# PROBLEM TO WORK ON
Exactly repeat the material, dropping only the pictures.

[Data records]
#####

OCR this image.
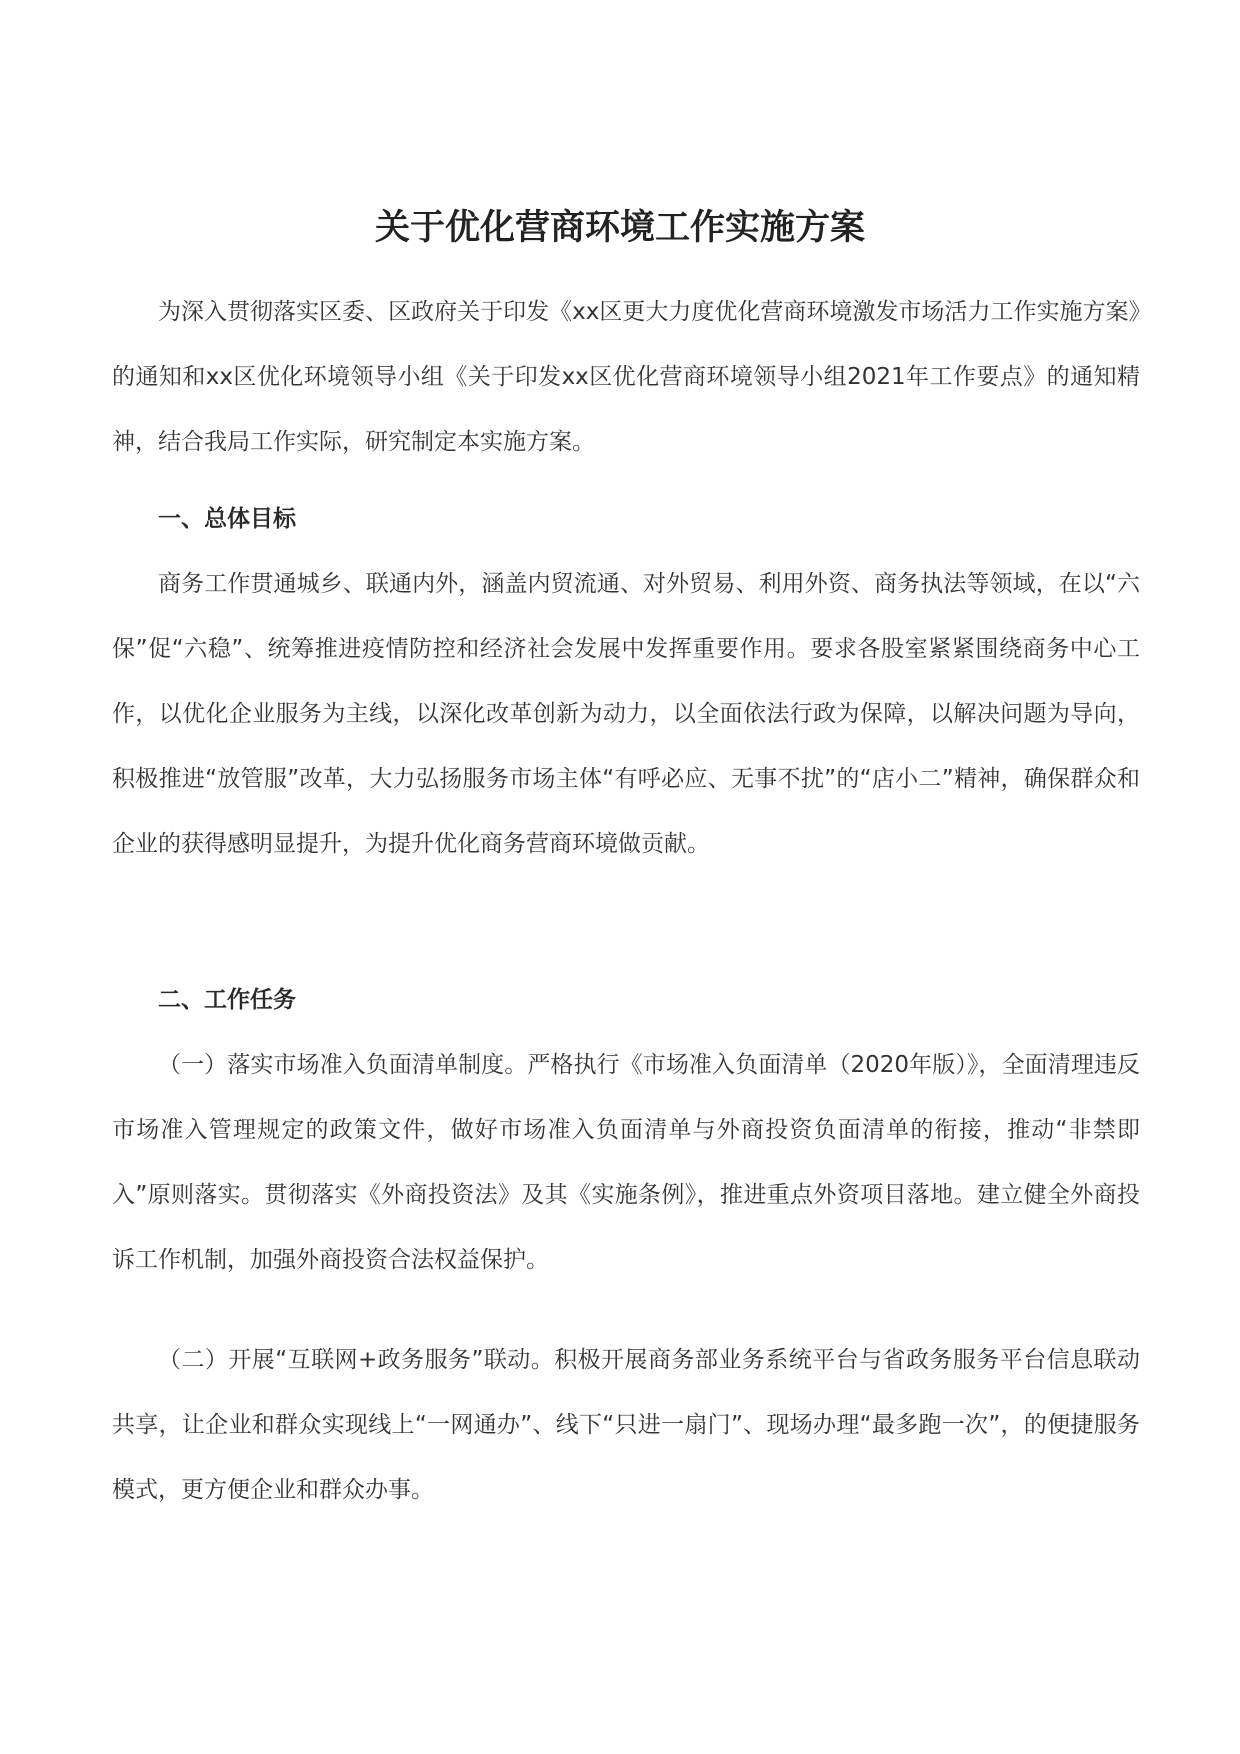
关于优化营商环境工作实施方案

为深入贯彻落实区委、区政府关于印发《xx区更大力度优化营商环境激发市场活力工作实施方案》的通知和xx区优化环境领导小组《关于印发xx区优化营商环境领导小组2021年工作要点》的通知精神，结合我局工作实际，研究制定本实施方案。

一、总体目标

商务工作贯通城乡、联通内外，涵盖内贸流通、对外贸易、利用外资、商务执法等领域，在以“六保”促“六稳”、统筹推进疫情防控和经济社会发展中发挥重要作用。要求各股室紧紧围绕商务中心工作，以优化企业服务为主线，以深化改革创新为动力，以全面依法行政为保障，以解决问题为导向，积极推进“放管服”改革，大力弘扬服务市场主体“有呼必应、无事不扰”的“店小二”精神，确保群众和企业的获得感明显提升，为提升优化商务营商环境做贡献。

二、工作任务

（一）落实市场准入负面清单制度。严格执行《市场准入负面清单（2020年版）》，全面清理违反市场准入管理规定的政策文件，做好市场准入负面清单与外商投资负面清单的衔接，推动“非禁即入”原则落实。贯彻落实《外商投资法》及其《实施条例》，推进重点外资项目落地。建立健全外商投诉工作机制，加强外商投资合法权益保护。

（二）开展“互联网+政务服务”联动。积极开展商务部业务系统平台与省政务服务平台信息联动共享，让企业和群众实现线上“一网通办”、线下“只进一扇门”、现场办理“最多跑一次”，的便捷服务模式，更方便企业和群众办事。
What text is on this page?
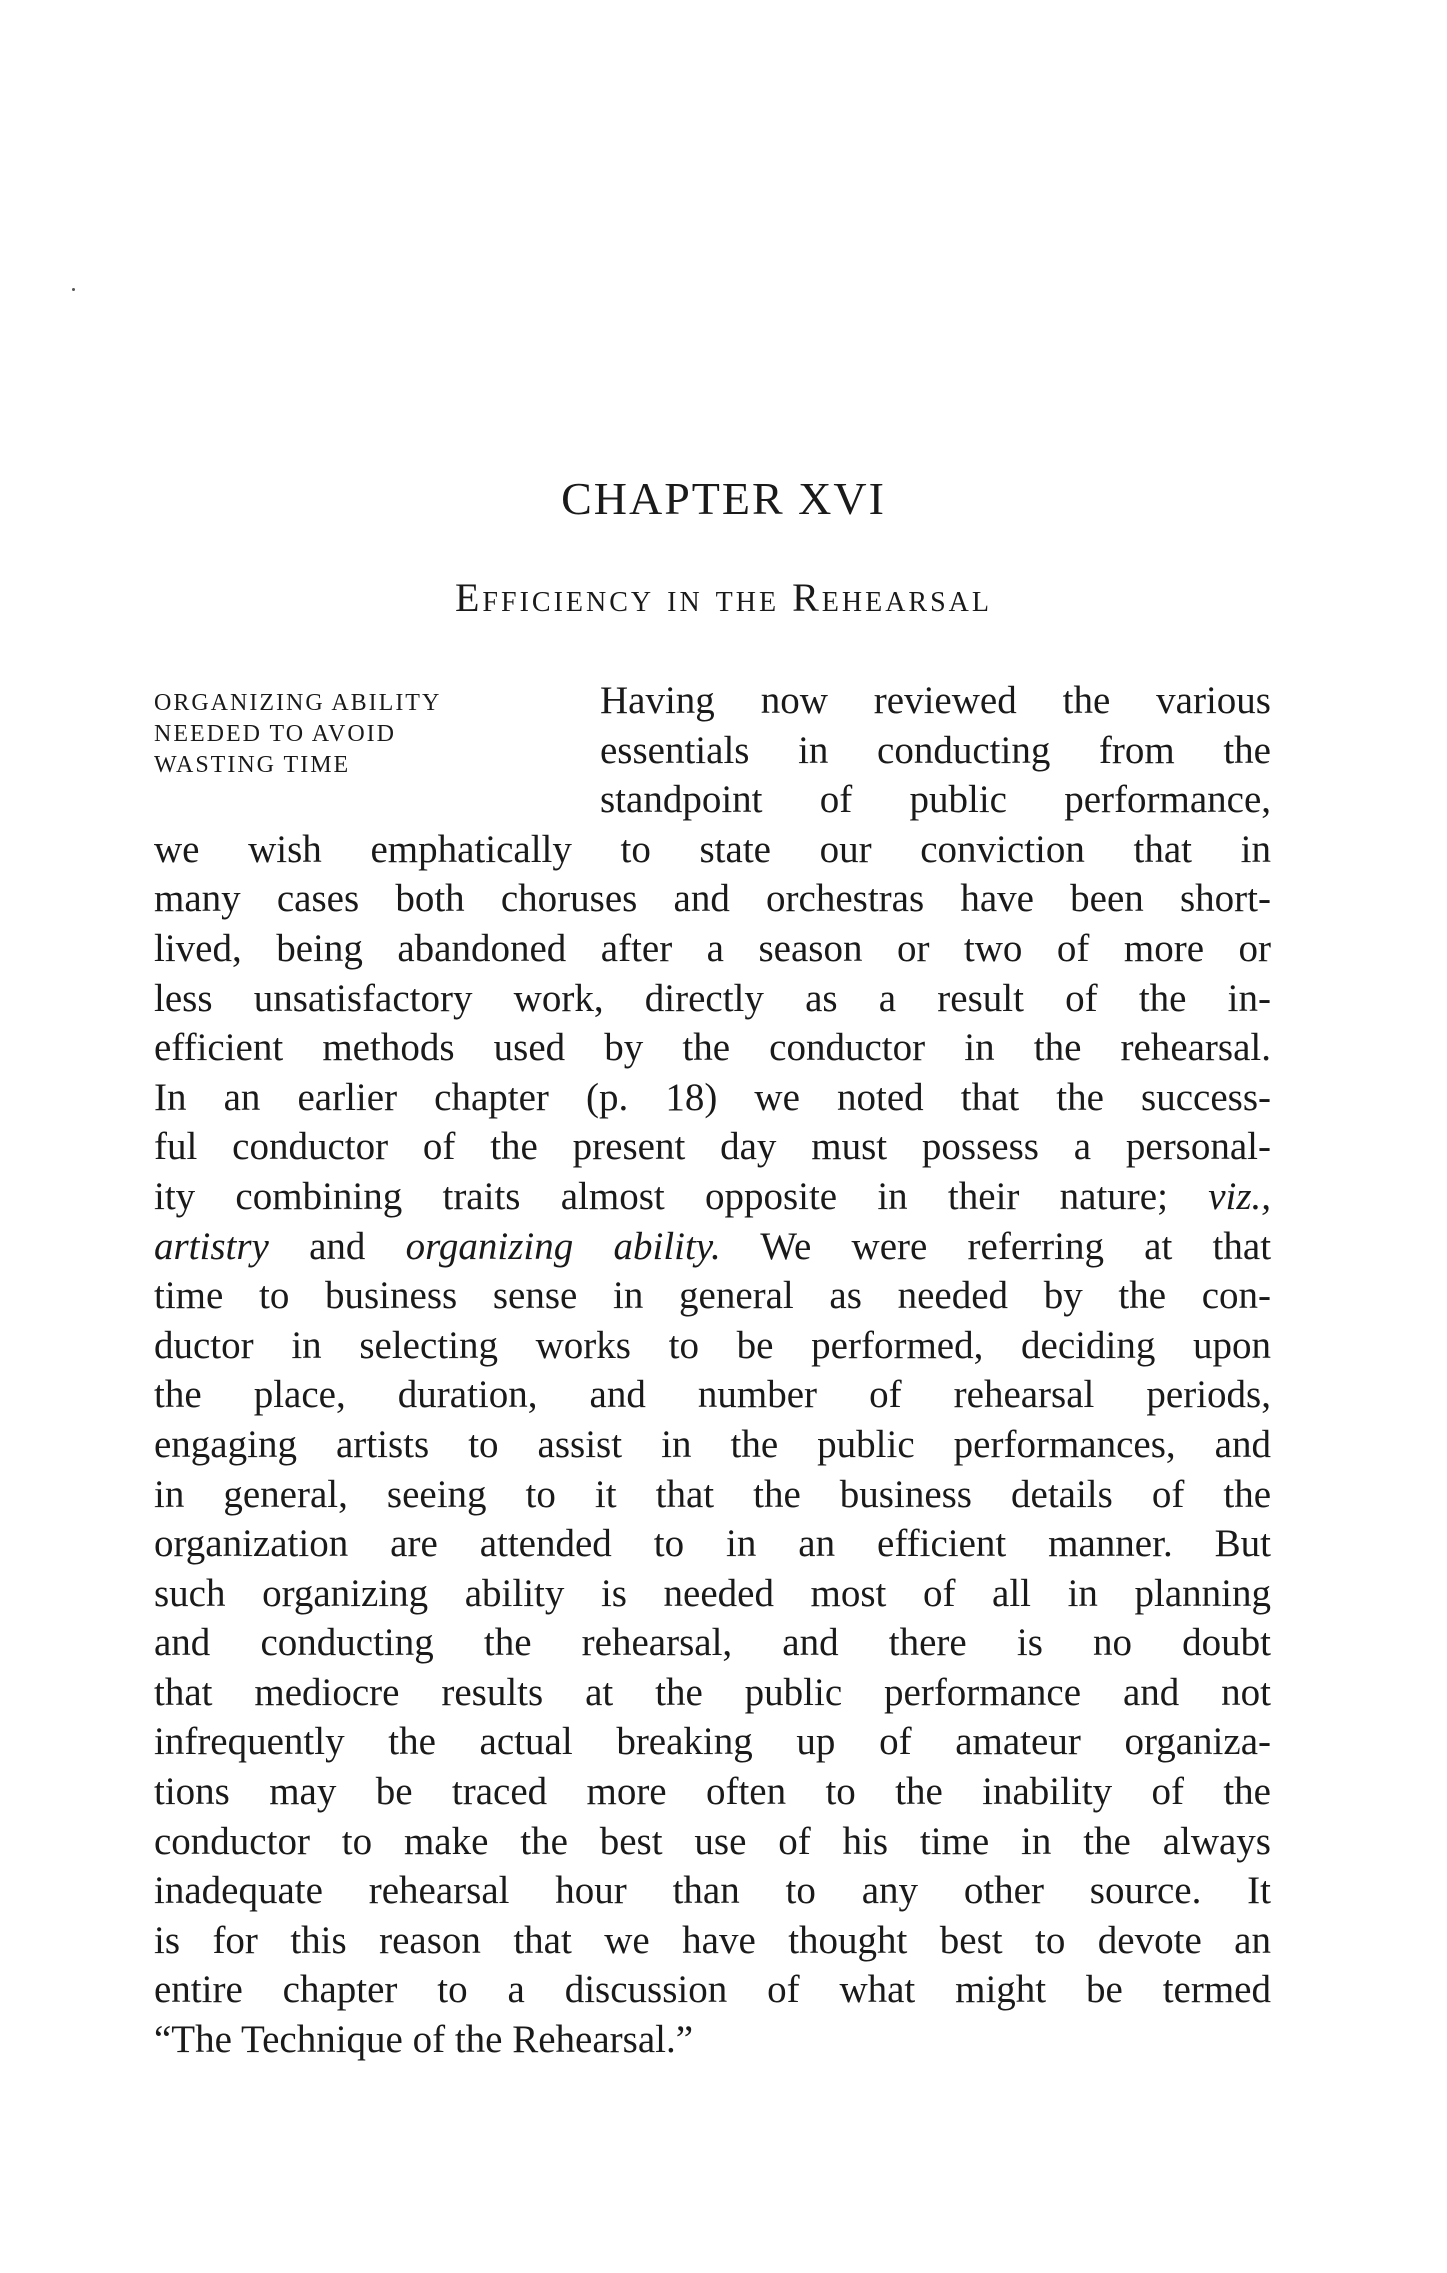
CHAPTER XVI
Efficiency in the Rehearsal
ORGANIZING ABILITY
NEEDED TO AVOID
WASTING TIME
Having now reviewed the various
essentials in conducting from the
standpoint of public performance,
we wish emphatically to state our conviction that in
many cases both choruses and orchestras have been short-
lived, being abandoned after a season or two of more or
less unsatisfactory work, directly as a result of the in-
efficient methods used by the conductor in the rehearsal.
In an earlier chapter (p. 18) we noted that the success-
ful conductor of the present day must possess a personal-
ity combining traits almost opposite in their nature; viz.,
artistry and organizing ability. We were referring at that
time to business sense in general as needed by the con-
ductor in selecting works to be performed, deciding upon
the place, duration, and number of rehearsal periods,
engaging artists to assist in the public performances, and
in general, seeing to it that the business details of the
organization are attended to in an efficient manner. But
such organizing ability is needed most of all in planning
and conducting the rehearsal, and there is no doubt
that mediocre results at the public performance and not
infrequently the actual breaking up of amateur organiza-
tions may be traced more often to the inability of the
conductor to make the best use of his time in the always
inadequate rehearsal hour than to any other source. It
is for this reason that we have thought best to devote an
entire chapter to a discussion of what might be termed
“The Technique of the Rehearsal.”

#####

# SOLVED EXERCISE
OCR this image.
关于优化营商环境工作实施方案

为深入贯彻落实区委、区政府关于印发《xx区更大力度优化营商环境激发市场活力工作实施方案》的通知和xx区优化环境领导小组《关于印发xx区优化营商环境领导小组2021年工作要点》的通知精神，结合我局工作实际，研究制定本实施方案。

一、总体目标

商务工作贯通城乡、联通内外，涵盖内贸流通、对外贸易、利用外资、商务执法等领域，在以“六保”促“六稳”、统筹推进疫情防控和经济社会发展中发挥重要作用。要求各股室紧紧围绕商务中心工作，以优化企业服务为主线，以深化改革创新为动力，以全面依法行政为保障，以解决问题为导向，积极推进“放管服”改革，大力弘扬服务市场主体“有呼必应、无事不扰”的“店小二”精神，确保群众和企业的获得感明显提升，为提升优化商务营商环境做贡献。

二、工作任务

（一）落实市场准入负面清单制度。严格执行《市场准入负面清单（2020年版）》，全面清理违反市场准入管理规定的政策文件，做好市场准入负面清单与外商投资负面清单的衔接，推动“非禁即入”原则落实。贯彻落实《外商投资法》及其《实施条例》，推进重点外资项目落地。建立健全外商投诉工作机制，加强外商投资合法权益保护。

（二）开展“互联网+政务服务”联动。积极开展商务部业务系统平台与省政务服务平台信息联动共享，让企业和群众实现线上“一网通办”、线下“只进一扇门”、现场办理“最多跑一次”，的便捷服务模式，更方便企业和群众办事。
What text is on this page?
CHAPTER XVI
Efficiency in the Rehearsal
ORGANIZING ABILITY
NEEDED TO AVOID
WASTING TIME
Having now reviewed the various
essentials in conducting from the
standpoint of public performance,
we wish emphatically to state our conviction that in
many cases both choruses and orchestras have been short-
lived, being abandoned after a season or two of more or
less unsatisfactory work, directly as a result of the in-
efficient methods used by the conductor in the rehearsal.
In an earlier chapter (p. 18) we noted that the success-
ful conductor of the present day must possess a personal-
ity combining traits almost opposite in their nature; viz.,
artistry and organizing ability. We were referring at that
time to business sense in general as needed by the con-
ductor in selecting works to be performed, deciding upon
the place, duration, and number of rehearsal periods,
engaging artists to assist in the public performances, and
in general, seeing to it that the business details of the
organization are attended to in an efficient manner. But
such organizing ability is needed most of all in planning
and conducting the rehearsal, and there is no doubt
that mediocre results at the public performance and not
infrequently the actual breaking up of amateur organiza-
tions may be traced more often to the inability of the
conductor to make the best use of his time in the always
inadequate rehearsal hour than to any other source. It
is for this reason that we have thought best to devote an
entire chapter to a discussion of what might be termed
“The Technique of the Rehearsal.”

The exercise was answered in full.